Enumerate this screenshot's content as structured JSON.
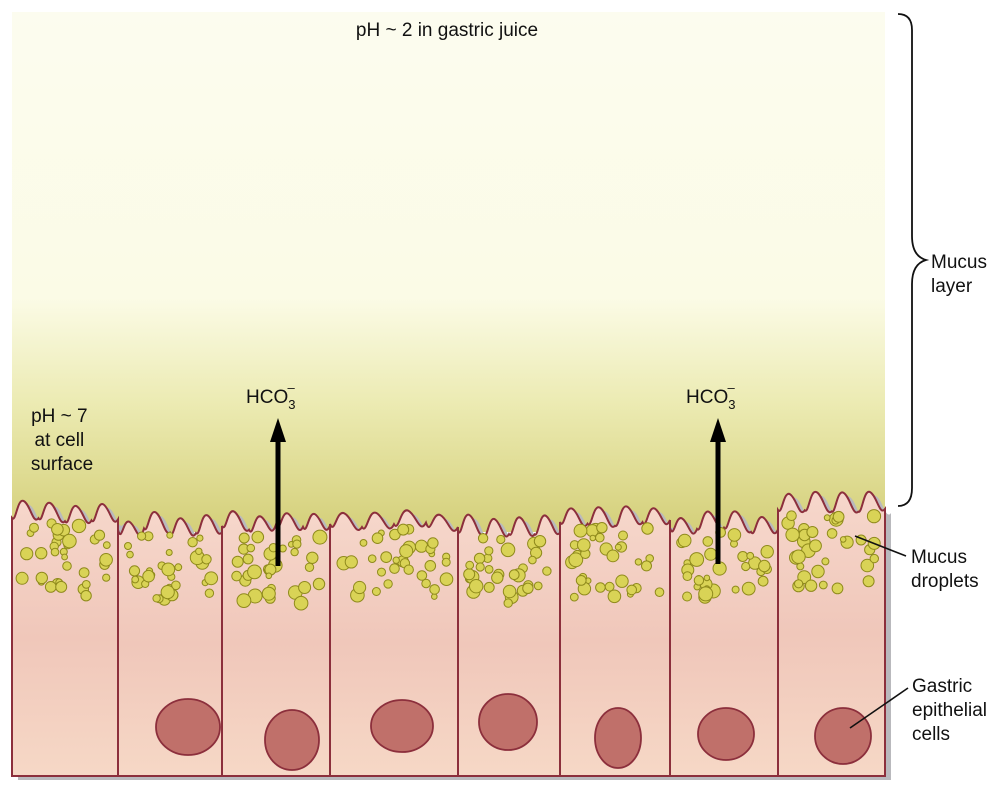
{
  "gastric_juice_label": "pH ~ 2 in gastric juice",
  "cell_surface_label": [
    "pH ~ 7",
    "at cell",
    "surface"
  ],
  "bicarbonate": {
    "base": "HCO",
    "sub": "3",
    "sup": "–"
  },
  "mucus_layer_label": [
    "Mucus",
    "layer"
  ],
  "mucus_droplets_label": [
    "Mucus",
    "droplets"
  ],
  "epithelial_cells_label": [
    "Gastric",
    "epithelial",
    "cells"
  ],
  "colors": {
    "mucus_top": "#fbfbe9",
    "mucus_bottom": "#d6d27c",
    "cell_fill": "#f3cbbb",
    "cell_outline": "#8c2f3c",
    "nucleus": "#c0706a",
    "droplet": "#d9d356",
    "droplet_outline": "#8f8a1c"
  }
}
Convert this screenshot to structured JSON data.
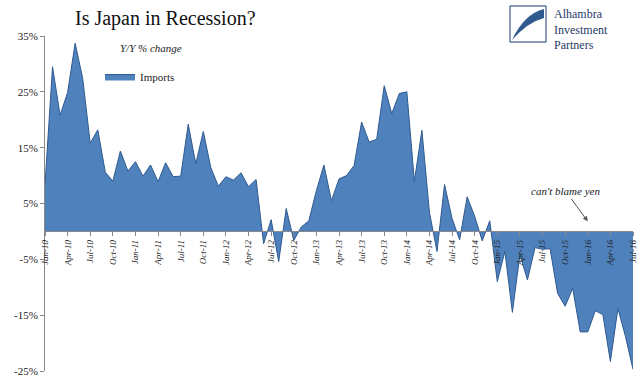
{
  "chart_data": {
    "type": "area",
    "title": "Is Japan in Recession?",
    "subtitle": "Y/Y % change",
    "logo": "Alhambra Investment Partners",
    "annotations": [
      {
        "text": "can't blame yen",
        "x": "Jan-16"
      }
    ],
    "legend": "top left",
    "grid": false,
    "categories": [
      "Jan-10",
      null,
      null,
      "Apr-10",
      null,
      null,
      "Jul-10",
      null,
      null,
      "Oct-10",
      null,
      null,
      "Jan-11",
      null,
      null,
      "Apr-11",
      null,
      null,
      "Jul-11",
      null,
      null,
      "Oct-11",
      null,
      null,
      "Jan-12",
      null,
      null,
      "Apr-12",
      null,
      null,
      "Jul-12",
      null,
      null,
      "Oct-12",
      null,
      null,
      "Jan-13",
      null,
      null,
      "Apr-13",
      null,
      null,
      "Jul-13",
      null,
      null,
      "Oct-13",
      null,
      null,
      "Jan-14",
      null,
      null,
      "Apr-14",
      null,
      null,
      "Jul-14",
      null,
      null,
      "Oct-14",
      null,
      null,
      "Jan-15",
      null,
      null,
      "Apr-15",
      null,
      null,
      "Jul-15",
      null,
      null,
      "Oct-15",
      null,
      null,
      "Jan-16",
      null,
      null,
      "Apr-16",
      null,
      null,
      "Jul-16"
    ],
    "series": [
      {
        "name": "Imports",
        "color": "#4f81bd",
        "values": [
          8.4,
          29.5,
          20.8,
          24.9,
          33.7,
          27.4,
          15.8,
          18.2,
          10.6,
          9.0,
          14.4,
          10.8,
          12.5,
          9.9,
          11.9,
          8.9,
          12.3,
          9.8,
          9.9,
          19.2,
          12.1,
          17.9,
          11.4,
          8.1,
          9.8,
          9.2,
          10.5,
          8.0,
          9.3,
          -2.2,
          2.1,
          -5.4,
          4.1,
          -1.6,
          0.8,
          1.9,
          7.3,
          11.9,
          5.5,
          9.4,
          10.0,
          11.8,
          19.6,
          16.0,
          16.5,
          26.1,
          21.1,
          24.7,
          25.0,
          9.0,
          18.1,
          3.4,
          -3.6,
          8.4,
          2.3,
          -1.5,
          6.2,
          2.7,
          -1.7,
          1.9,
          -9.0,
          -3.6,
          -14.5,
          -4.2,
          -8.7,
          -2.9,
          -3.2,
          -3.1,
          -11.1,
          -13.4,
          -10.2,
          -18.0,
          -18.0,
          -14.2,
          -14.9,
          -23.3,
          -13.8,
          -18.8,
          -24.7
        ]
      }
    ],
    "ylim": [
      -25,
      35
    ],
    "yticks": [
      {
        "value": -25,
        "label": "-25%"
      },
      {
        "value": -15,
        "label": "-15%"
      },
      {
        "value": -5,
        "label": "-5%"
      },
      {
        "value": 5,
        "label": "5%"
      },
      {
        "value": 15,
        "label": "15%"
      },
      {
        "value": 25,
        "label": "25%"
      },
      {
        "value": 35,
        "label": "35%"
      }
    ]
  }
}
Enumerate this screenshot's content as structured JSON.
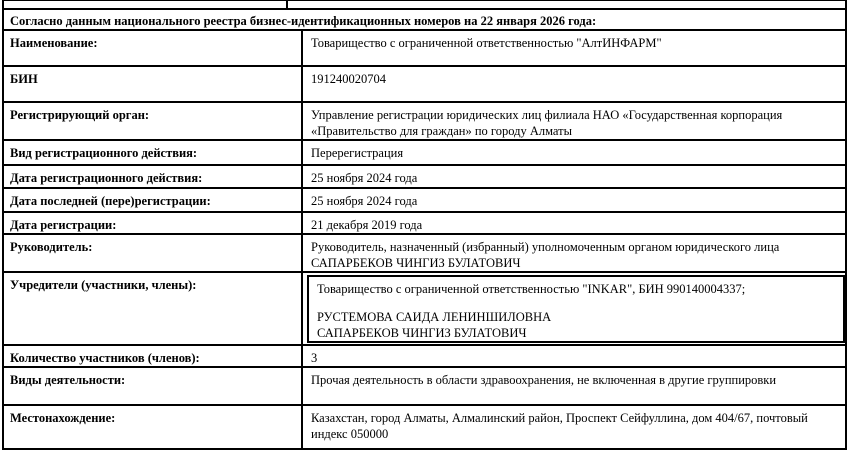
{
  "document": {
    "colors": {
      "border": "#000000",
      "text": "#000000",
      "background": "#ffffff"
    },
    "header": "Согласно данным национального реестра бизнес-идентификационных номеров на 22 января 2026 года:",
    "rows": [
      {
        "label": "Наименование:",
        "value": "Товарищество с ограниченной ответственностью \"АлтИНФАРМ\""
      },
      {
        "label": "БИН",
        "value": "191240020704"
      },
      {
        "label": "Регистрирующий орган:",
        "value": "Управление регистрации юридических лиц филиала НАО «Государственная корпорация «Правительство для граждан» по городу Алматы"
      },
      {
        "label": "Вид регистрационного действия:",
        "value": "Перерегистрация"
      },
      {
        "label": "Дата регистрационного действия:",
        "value": "25 ноября 2024 года"
      },
      {
        "label": "Дата последней (пере)регистрации:",
        "value": "25 ноября 2024 года"
      },
      {
        "label": "Дата регистрации:",
        "value": "21 декабря 2019 года"
      },
      {
        "label": "Руководитель:",
        "value_lines": [
          "Руководитель, назначенный (избранный) уполномоченным органом юридического лица",
          "САПАРБЕКОВ ЧИНГИЗ БУЛАТОВИЧ"
        ]
      },
      {
        "label": "Учредители (участники, члены):",
        "founders": [
          "Товарищество с ограниченной ответственностью \"INKAR\", БИН 990140004337;",
          "РУСТЕМОВА САИДА ЛЕНИНШИЛОВНА",
          "САПАРБЕКОВ ЧИНГИЗ БУЛАТОВИЧ"
        ]
      },
      {
        "label": "Количество участников (членов):",
        "value": "3"
      },
      {
        "label": "Виды деятельности:",
        "value": "Прочая деятельность в области здравоохранения, не включенная в другие группировки"
      },
      {
        "label": "Местонахождение:",
        "value": "Казахстан, город Алматы, Алмалинский район, Проспект Сейфуллина, дом 404/67, почтовый индекс 050000"
      }
    ]
  }
}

* [Set problem]: Without the pictures, extract every entry verbatim.

* [Output of the exercise]:
Enumerate this screenshot's content as structured JSON.
{
  "gastric_juice_label": "pH ~ 2 in gastric juice",
  "cell_surface_label": [
    "pH ~ 7",
    "at cell",
    "surface"
  ],
  "bicarbonate": {
    "base": "HCO",
    "sub": "3",
    "sup": "–"
  },
  "mucus_layer_label": [
    "Mucus",
    "layer"
  ],
  "mucus_droplets_label": [
    "Mucus",
    "droplets"
  ],
  "epithelial_cells_label": [
    "Gastric",
    "epithelial",
    "cells"
  ],
  "colors": {
    "mucus_top": "#fbfbe9",
    "mucus_bottom": "#d6d27c",
    "cell_fill": "#f3cbbb",
    "cell_outline": "#8c2f3c",
    "nucleus": "#c0706a",
    "droplet": "#d9d356",
    "droplet_outline": "#8f8a1c"
  }
}
Convert this screenshot to structured JSON data.
{
  "chart_data": {
    "type": "area",
    "title": "Is Japan in Recession?",
    "subtitle": "Y/Y % change",
    "logo": "Alhambra Investment Partners",
    "annotations": [
      {
        "text": "can't blame yen",
        "x": "Jan-16"
      }
    ],
    "legend": "top left",
    "grid": false,
    "categories": [
      "Jan-10",
      null,
      null,
      "Apr-10",
      null,
      null,
      "Jul-10",
      null,
      null,
      "Oct-10",
      null,
      null,
      "Jan-11",
      null,
      null,
      "Apr-11",
      null,
      null,
      "Jul-11",
      null,
      null,
      "Oct-11",
      null,
      null,
      "Jan-12",
      null,
      null,
      "Apr-12",
      null,
      null,
      "Jul-12",
      null,
      null,
      "Oct-12",
      null,
      null,
      "Jan-13",
      null,
      null,
      "Apr-13",
      null,
      null,
      "Jul-13",
      null,
      null,
      "Oct-13",
      null,
      null,
      "Jan-14",
      null,
      null,
      "Apr-14",
      null,
      null,
      "Jul-14",
      null,
      null,
      "Oct-14",
      null,
      null,
      "Jan-15",
      null,
      null,
      "Apr-15",
      null,
      null,
      "Jul-15",
      null,
      null,
      "Oct-15",
      null,
      null,
      "Jan-16",
      null,
      null,
      "Apr-16",
      null,
      null,
      "Jul-16"
    ],
    "series": [
      {
        "name": "Imports",
        "color": "#4f81bd",
        "values": [
          8.4,
          29.5,
          20.8,
          24.9,
          33.7,
          27.4,
          15.8,
          18.2,
          10.6,
          9.0,
          14.4,
          10.8,
          12.5,
          9.9,
          11.9,
          8.9,
          12.3,
          9.8,
          9.9,
          19.2,
          12.1,
          17.9,
          11.4,
          8.1,
          9.8,
          9.2,
          10.5,
          8.0,
          9.3,
          -2.2,
          2.1,
          -5.4,
          4.1,
          -1.6,
          0.8,
          1.9,
          7.3,
          11.9,
          5.5,
          9.4,
          10.0,
          11.8,
          19.6,
          16.0,
          16.5,
          26.1,
          21.1,
          24.7,
          25.0,
          9.0,
          18.1,
          3.4,
          -3.6,
          8.4,
          2.3,
          -1.5,
          6.2,
          2.7,
          -1.7,
          1.9,
          -9.0,
          -3.6,
          -14.5,
          -4.2,
          -8.7,
          -2.9,
          -3.2,
          -3.1,
          -11.1,
          -13.4,
          -10.2,
          -18.0,
          -18.0,
          -14.2,
          -14.9,
          -23.3,
          -13.8,
          -18.8,
          -24.7
        ]
      }
    ],
    "ylim": [
      -25,
      35
    ],
    "yticks": [
      {
        "value": -25,
        "label": "-25%"
      },
      {
        "value": -15,
        "label": "-15%"
      },
      {
        "value": -5,
        "label": "-5%"
      },
      {
        "value": 5,
        "label": "5%"
      },
      {
        "value": 15,
        "label": "15%"
      },
      {
        "value": 25,
        "label": "25%"
      },
      {
        "value": 35,
        "label": "35%"
      }
    ]
  }
}
Enumerate this screenshot's content as structured JSON.
{
  "document": {
    "colors": {
      "border": "#000000",
      "text": "#000000",
      "background": "#ffffff"
    },
    "header": "Согласно данным национального реестра бизнес-идентификационных номеров на 22 января 2026 года:",
    "rows": [
      {
        "label": "Наименование:",
        "value": "Товарищество с ограниченной ответственностью \"АлтИНФАРМ\""
      },
      {
        "label": "БИН",
        "value": "191240020704"
      },
      {
        "label": "Регистрирующий орган:",
        "value": "Управление регистрации юридических лиц филиала НАО «Государственная корпорация «Правительство для граждан» по городу Алматы"
      },
      {
        "label": "Вид регистрационного действия:",
        "value": "Перерегистрация"
      },
      {
        "label": "Дата регистрационного действия:",
        "value": "25 ноября 2024 года"
      },
      {
        "label": "Дата последней (пере)регистрации:",
        "value": "25 ноября 2024 года"
      },
      {
        "label": "Дата регистрации:",
        "value": "21 декабря 2019 года"
      },
      {
        "label": "Руководитель:",
        "value_lines": [
          "Руководитель, назначенный (избранный) уполномоченным органом юридического лица",
          "САПАРБЕКОВ ЧИНГИЗ БУЛАТОВИЧ"
        ]
      },
      {
        "label": "Учредители (участники, члены):",
        "founders": [
          "Товарищество с ограниченной ответственностью \"INKAR\", БИН 990140004337;",
          "РУСТЕМОВА САИДА ЛЕНИНШИЛОВНА",
          "САПАРБЕКОВ ЧИНГИЗ БУЛАТОВИЧ"
        ]
      },
      {
        "label": "Количество участников (членов):",
        "value": "3"
      },
      {
        "label": "Виды деятельности:",
        "value": "Прочая деятельность в области здравоохранения, не включенная в другие группировки"
      },
      {
        "label": "Местонахождение:",
        "value": "Казахстан, город Алматы, Алмалинский район, Проспект Сейфуллина, дом 404/67, почтовый индекс 050000"
      }
    ]
  }
}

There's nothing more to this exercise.